══ Passage provided
Therefore, to improve the growth, nutritional and biochemical composition, it is necessary to standardize the distribution of nutrients, particularly nitrogen for microalgae cultivation. Despite many studies on other species of Monoraphidium sp., no research has been done on the effect of different nitrogen concentrations on the growth and biochemical composition of M. contortum in Bold Basal Media. This research aims to explore the certain nitrogen concentration which will enhance the growth, productivity, pigment, and proximate composition of freshwater M. contortum regarding culture period and controlled culture condition. These research findings will help to improve the nutritional properties of M. contortum, so it will be an integral part of aquaculture nutrition as a live feed and also for high-quality fish feed formulation.
Materials and Methods
Microalgae collection and culture
The freshwater Monoraphidium contortum was cultured in slight modified Bold Basal Media (Stein, 1980) under controlled environment at 25.2 ± 0.7°C, 7.72 ± 0.17 pH, 4.53 ± 0.53 mg/L dissolved oxygen and 150 E m-2s-1 light intensity for 24 hours. This experiment was conducted in the laboratory of Live Feed Research Corner, CVASU from where pure Monoraphidium contortum stock was collected.
Experimental Design
There were five treatments of different nitrogen (NaNO3) concentration as 6.5g/500mL (T1), 9.5g/500mL (T2), 12.5g/500mL (control), 15.5g/500mL (T3), and 18.5g/500mL (T4) according to 24% up and down from control. This experiment was divided into two parts: firstly, analysis of growth curves and secondly, analysis of biomass productivity, pigment and proximate composition. To analyze the growth curve, 2% M. contortum seeds (~ 105 cells/mL) from pure stock were inoculated in 300 ml culture media of each treatment within a 500 ml conical flask. Growth parameters such as cell density and optical density were measured every day to explore the stationary phase up to 13 days of the culture period. Afterward, mass culture was continued in a 2 L volume Erlenmeyer flask along with 2% M. contortum seed inoculation till stationary phase for each treatment. Then the harvested microalgae through a centrifuge (Hitachi* High-speed Refrigerated Centrifuge, himac CR 21g-II) was dried at 40 °C and then preserved into the refrigerator for subsequent biomass productivity, pigments and proximate analysis.
════
══ Data under study
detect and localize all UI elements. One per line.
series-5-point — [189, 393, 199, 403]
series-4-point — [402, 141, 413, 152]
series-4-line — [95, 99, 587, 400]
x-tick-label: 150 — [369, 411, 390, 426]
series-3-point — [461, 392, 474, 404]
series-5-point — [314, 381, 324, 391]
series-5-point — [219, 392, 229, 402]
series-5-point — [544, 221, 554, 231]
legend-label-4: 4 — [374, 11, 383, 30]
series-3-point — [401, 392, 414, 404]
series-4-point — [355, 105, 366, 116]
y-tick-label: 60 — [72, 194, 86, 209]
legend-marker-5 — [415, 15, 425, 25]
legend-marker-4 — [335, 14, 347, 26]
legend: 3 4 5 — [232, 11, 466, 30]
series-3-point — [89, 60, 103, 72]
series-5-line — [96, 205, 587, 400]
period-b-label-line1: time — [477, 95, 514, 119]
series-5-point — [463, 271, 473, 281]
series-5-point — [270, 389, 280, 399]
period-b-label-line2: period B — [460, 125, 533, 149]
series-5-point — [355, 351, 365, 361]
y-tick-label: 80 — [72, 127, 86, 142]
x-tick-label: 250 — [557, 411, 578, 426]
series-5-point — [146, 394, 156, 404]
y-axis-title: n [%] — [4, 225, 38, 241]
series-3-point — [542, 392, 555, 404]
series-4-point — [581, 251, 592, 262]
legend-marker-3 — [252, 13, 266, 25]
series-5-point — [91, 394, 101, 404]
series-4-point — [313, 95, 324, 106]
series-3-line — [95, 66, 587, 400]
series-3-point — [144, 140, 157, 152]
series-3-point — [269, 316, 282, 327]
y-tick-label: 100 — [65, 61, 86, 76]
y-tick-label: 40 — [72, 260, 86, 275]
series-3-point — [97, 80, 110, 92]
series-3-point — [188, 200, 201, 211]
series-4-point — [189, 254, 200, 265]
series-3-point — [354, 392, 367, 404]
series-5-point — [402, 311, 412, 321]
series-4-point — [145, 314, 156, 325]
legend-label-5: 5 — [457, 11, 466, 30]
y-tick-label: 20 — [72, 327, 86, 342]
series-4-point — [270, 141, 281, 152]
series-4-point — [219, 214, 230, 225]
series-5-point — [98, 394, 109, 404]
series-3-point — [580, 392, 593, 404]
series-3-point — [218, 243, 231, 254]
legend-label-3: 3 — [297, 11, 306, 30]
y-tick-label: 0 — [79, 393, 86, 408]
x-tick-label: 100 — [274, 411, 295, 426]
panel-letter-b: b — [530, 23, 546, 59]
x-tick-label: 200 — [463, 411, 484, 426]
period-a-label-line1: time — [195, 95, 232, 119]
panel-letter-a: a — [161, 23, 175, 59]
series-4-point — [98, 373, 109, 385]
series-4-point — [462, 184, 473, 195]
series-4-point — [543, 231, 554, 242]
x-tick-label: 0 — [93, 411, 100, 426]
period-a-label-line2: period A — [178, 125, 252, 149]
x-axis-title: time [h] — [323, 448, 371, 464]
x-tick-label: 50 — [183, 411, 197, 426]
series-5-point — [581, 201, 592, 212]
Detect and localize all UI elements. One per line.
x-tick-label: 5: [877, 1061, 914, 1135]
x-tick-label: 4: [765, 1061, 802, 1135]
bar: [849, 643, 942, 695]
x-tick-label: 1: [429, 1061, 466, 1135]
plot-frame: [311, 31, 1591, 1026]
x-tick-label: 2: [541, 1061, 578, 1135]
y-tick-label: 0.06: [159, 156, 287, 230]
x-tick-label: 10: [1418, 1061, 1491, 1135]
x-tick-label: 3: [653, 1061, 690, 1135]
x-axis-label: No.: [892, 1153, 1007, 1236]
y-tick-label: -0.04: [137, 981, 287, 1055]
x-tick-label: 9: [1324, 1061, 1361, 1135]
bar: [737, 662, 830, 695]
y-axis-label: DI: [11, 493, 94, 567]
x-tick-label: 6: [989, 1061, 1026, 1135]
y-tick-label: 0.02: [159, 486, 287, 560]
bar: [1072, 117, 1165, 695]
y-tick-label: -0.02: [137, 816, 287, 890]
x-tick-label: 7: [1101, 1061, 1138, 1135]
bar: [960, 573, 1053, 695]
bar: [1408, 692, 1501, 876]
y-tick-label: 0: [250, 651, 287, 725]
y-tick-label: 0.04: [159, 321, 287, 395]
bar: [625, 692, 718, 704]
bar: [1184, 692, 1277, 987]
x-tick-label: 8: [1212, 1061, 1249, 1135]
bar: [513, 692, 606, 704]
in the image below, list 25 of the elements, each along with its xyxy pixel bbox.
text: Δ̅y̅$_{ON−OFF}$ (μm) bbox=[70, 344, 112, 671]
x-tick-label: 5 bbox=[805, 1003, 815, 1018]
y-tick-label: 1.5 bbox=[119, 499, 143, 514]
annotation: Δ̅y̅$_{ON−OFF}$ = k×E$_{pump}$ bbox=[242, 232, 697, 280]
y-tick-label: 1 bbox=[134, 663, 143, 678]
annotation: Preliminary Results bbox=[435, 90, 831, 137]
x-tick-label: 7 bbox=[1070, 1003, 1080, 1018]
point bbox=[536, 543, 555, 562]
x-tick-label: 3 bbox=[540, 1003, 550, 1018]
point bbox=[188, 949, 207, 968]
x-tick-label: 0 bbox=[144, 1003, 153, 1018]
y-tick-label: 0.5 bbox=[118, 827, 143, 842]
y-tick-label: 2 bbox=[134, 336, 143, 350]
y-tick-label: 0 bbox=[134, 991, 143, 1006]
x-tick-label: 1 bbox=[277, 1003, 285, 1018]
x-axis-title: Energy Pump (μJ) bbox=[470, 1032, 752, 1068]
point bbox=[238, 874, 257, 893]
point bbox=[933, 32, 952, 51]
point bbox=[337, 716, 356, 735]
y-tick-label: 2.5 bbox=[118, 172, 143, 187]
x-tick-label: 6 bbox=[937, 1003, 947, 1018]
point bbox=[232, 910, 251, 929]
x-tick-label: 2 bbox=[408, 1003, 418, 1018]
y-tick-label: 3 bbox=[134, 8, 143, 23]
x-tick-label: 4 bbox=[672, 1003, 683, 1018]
════
◆ Questions on the material ◆
#1 In the Monoraphidium contortum passage, could you turn the paragraph beginning "There were five treatments" into a shorter bulleted list that keeps its main facts?
#2 Extract the Monoraphidium contortum passage from "Materials and Methods" up to and including "stock was collected.".
#3 Can you continue the Monoraphidium contortum passage from where it stops?

◆ Answer list ◆
#1
- Five nitrogen (NaNO3) treatments, set 24% up and down from the control: 6.5g/500mL (T1), 9.5g/500mL (T2), 12.5g/500mL (control), 15.5g/500mL (T3) and 18.5g/500mL (T4).
- The experiment had two parts: (1) growth curve analysis and (2) analysis of biomass productivity, pigment and proximate composition.
- Growth curves: 2% M. contortum seeds (~105 cells/mL) from pure stock were inoculated into 300 mL of culture medium per treatment in 500 mL conical flasks. Cell density and optical density were measured daily for up to 13 days to find the stationary phase.
- Mass culture: 2% seed inoculation in 2 L Erlenmeyer flasks, continued until the stationary phase for each treatment.
- Processing: the microalgae were harvested by centrifuge, dried at 40 °C and kept in a refrigerator for later biomass productivity, pigment and proximate analysis.

#2
Materials and Methods
Microalgae collection and culture
The freshwater Monoraphidium contortum was cultured in slight modified Bold Basal Media (Stein, 1980) under controlled environment at 25.2 ± 0.7°C, 7.72 ± 0.17 pH, 4.53 ± 0.53 mg/L dissolved oxygen and 150 E m-2s-1 light intensity for 24 hours. This experiment was conducted in the laboratory of Live Feed Research Corner, CVASU from where pure Monoraphidium contortum stock was collected.

#3
Determination of Growth Curve
Determination of Cell Density
Microalgal cells were counted every day with a hemacytometer throughout the growth curve experiment according to Lavens and Sorgeloos (1996).
Determination of Optical Density
Daily absorbance change at 428 nm wavelengths was measured using a NanoDrop Spectrophotometer (NanoPlus, WAVE ANALYTICS D-82362 Weilheim, Germany) where treatment wise culture media was used as the blanks.
Determination of Biomass
Biomass was estimated through slight modification of procedure described by Ratha (2016). After rinsing with 10 ml distilled water and drying for 4 hours at 100°C in a Hot Air Oven (LNO- 150, LABNICS Equipment, USA) followed by 15-20 minutes desiccation, filter papers (47 mm Whatman® GF/C) were weighed. Vacuum filtration was used to filter 1 ml microalgae sample from each culture through pre-weighed filter paper. The filter paper with biomass was then rinsed three times with 10 ml distilled water before being oven-dried for another four hours at 100°C, followed by 15-20 minutes of desiccation. Weighing filter paper with biomass was also done. The dry biomass concentration was then estimated by dividing the difference between the pre and post-filtration weights of the dried filter paper by the filtered volume.
Specific Growth Rate and Cell Doubling Time Estimation
The Specific Growth Rate, μ (day-1) and cell doubling time of cultured microalgae was calculated according to Xu, Ibrahim, and Harvey (2016).
SGR, μ (day-1) = ln (C2 -C1)/( t2 -t1)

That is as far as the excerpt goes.